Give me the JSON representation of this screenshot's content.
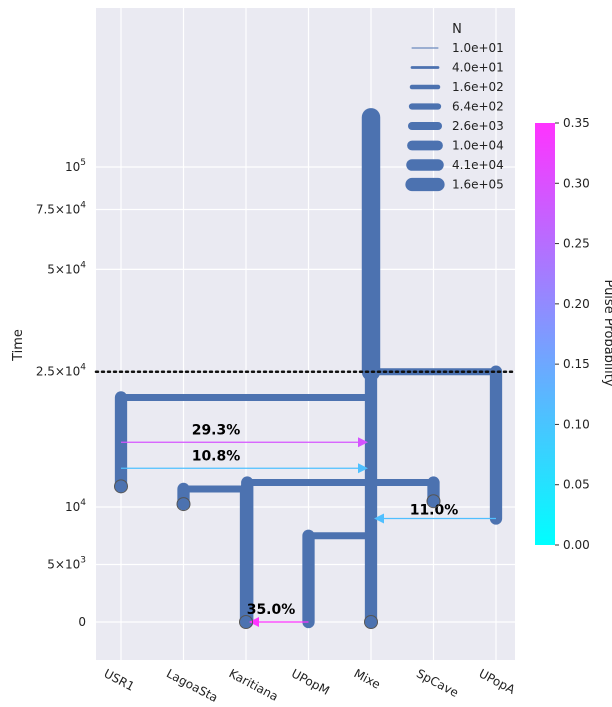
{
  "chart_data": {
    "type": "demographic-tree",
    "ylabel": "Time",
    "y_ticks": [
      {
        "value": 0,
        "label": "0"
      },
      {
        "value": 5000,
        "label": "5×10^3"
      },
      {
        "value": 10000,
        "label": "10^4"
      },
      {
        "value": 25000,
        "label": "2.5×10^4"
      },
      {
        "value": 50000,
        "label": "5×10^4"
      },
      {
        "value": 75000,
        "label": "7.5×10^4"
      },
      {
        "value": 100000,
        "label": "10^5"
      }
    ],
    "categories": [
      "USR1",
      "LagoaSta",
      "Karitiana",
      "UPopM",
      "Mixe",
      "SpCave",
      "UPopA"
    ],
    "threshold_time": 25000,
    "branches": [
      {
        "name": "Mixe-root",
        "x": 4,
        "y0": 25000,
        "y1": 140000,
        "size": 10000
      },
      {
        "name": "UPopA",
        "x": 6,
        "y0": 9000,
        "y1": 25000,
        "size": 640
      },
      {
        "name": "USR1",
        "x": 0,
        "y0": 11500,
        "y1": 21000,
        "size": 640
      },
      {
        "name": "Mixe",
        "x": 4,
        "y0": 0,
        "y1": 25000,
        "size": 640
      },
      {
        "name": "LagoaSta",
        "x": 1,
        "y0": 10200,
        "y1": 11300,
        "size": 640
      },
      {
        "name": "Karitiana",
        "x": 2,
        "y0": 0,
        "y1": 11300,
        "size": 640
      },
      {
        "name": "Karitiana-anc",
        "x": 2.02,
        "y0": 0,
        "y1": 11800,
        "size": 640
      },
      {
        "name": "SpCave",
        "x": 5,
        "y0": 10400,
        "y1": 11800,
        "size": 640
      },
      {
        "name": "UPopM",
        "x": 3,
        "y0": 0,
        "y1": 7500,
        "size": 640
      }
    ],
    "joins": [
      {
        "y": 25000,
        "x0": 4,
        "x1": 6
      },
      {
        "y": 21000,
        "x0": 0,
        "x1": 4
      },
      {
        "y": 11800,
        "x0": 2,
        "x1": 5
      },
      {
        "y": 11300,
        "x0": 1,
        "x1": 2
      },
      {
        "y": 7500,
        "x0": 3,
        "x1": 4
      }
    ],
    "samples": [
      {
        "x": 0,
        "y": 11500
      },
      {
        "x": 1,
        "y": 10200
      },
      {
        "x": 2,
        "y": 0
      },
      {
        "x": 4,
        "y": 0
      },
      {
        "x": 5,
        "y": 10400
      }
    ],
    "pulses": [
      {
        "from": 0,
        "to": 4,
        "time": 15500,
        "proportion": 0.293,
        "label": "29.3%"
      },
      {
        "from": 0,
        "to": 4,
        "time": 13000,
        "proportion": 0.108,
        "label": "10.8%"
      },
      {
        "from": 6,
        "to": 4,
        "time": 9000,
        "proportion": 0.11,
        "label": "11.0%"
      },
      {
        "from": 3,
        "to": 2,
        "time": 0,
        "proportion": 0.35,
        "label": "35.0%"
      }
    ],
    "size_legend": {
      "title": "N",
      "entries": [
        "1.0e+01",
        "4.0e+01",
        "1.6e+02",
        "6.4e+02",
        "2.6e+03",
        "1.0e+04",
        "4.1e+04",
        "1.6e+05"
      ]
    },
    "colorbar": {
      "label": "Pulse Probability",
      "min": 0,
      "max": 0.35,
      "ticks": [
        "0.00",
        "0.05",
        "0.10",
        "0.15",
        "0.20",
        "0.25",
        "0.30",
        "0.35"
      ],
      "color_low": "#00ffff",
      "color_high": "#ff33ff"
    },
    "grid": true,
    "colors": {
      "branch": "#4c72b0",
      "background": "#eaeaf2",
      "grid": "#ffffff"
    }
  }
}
▬▬▬▬▬▬
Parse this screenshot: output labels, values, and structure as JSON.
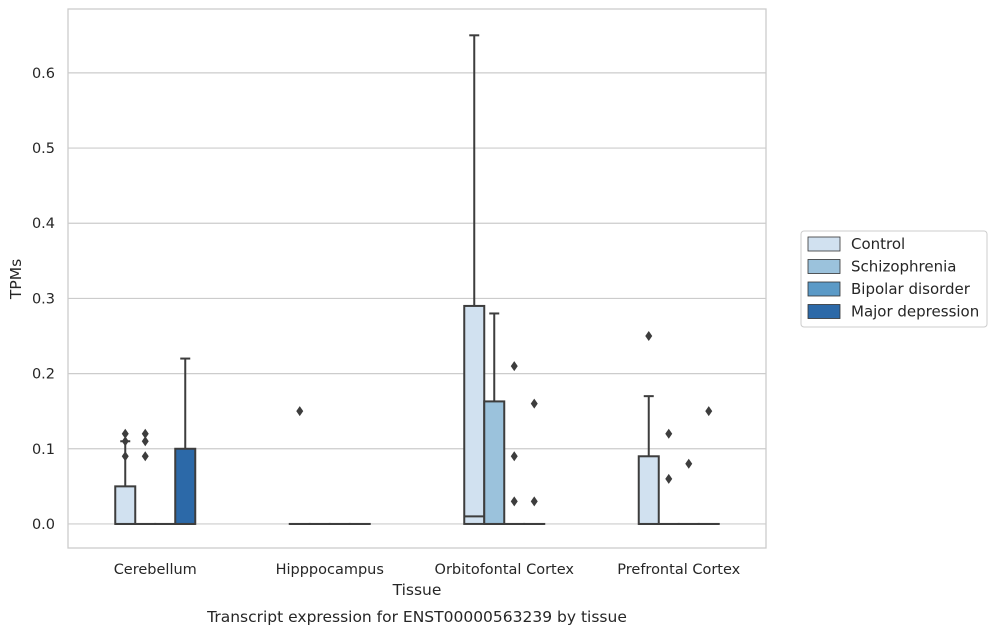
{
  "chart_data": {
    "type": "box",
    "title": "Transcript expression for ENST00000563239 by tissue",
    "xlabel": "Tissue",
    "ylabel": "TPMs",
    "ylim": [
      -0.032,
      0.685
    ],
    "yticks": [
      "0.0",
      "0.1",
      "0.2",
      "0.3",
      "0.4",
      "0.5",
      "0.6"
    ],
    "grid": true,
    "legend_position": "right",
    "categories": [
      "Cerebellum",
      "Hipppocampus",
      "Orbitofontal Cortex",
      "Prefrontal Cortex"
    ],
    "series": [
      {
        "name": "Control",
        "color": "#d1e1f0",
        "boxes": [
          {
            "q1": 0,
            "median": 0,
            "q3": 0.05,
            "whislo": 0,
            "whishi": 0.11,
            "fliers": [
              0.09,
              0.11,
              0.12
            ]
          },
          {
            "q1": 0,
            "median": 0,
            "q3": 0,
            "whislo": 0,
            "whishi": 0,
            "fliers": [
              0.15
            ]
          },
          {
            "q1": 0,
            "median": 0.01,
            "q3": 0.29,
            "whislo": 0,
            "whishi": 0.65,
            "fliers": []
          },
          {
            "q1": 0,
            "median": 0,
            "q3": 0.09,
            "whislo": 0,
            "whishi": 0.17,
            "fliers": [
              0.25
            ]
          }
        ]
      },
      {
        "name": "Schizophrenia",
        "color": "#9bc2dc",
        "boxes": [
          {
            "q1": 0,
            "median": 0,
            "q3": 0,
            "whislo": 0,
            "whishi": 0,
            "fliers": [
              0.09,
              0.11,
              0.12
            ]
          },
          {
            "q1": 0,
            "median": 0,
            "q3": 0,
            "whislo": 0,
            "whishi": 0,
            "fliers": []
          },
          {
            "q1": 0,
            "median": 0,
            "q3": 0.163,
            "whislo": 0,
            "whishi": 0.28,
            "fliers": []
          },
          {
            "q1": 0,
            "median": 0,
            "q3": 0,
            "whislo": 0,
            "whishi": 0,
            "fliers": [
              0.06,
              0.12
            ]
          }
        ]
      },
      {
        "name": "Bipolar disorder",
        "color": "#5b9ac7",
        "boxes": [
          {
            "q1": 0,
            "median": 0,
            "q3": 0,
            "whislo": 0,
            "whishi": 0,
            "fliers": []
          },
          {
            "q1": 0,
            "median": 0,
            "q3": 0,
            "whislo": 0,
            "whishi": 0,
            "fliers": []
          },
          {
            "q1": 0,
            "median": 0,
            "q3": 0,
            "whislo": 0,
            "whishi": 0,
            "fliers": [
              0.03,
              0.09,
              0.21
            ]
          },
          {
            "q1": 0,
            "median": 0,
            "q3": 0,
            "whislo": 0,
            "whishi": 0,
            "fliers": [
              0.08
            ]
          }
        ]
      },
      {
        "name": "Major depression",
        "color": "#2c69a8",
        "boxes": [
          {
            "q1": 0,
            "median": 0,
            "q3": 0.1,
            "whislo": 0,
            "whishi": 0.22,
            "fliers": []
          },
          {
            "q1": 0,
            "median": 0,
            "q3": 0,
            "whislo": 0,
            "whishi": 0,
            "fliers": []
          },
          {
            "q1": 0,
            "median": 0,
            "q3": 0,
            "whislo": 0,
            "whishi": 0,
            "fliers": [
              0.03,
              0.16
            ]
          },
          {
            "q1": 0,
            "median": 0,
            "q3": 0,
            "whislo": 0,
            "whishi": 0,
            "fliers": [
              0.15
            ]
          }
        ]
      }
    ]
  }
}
▬▬▬▬▬▬
What you will do ▸ Note each line of the entries that has "Karitiana" in it, and copy those lines.

Correct answer ▸
      "Karitiana",
        "name": "Karitiana",
        "name": "Karitiana-anc",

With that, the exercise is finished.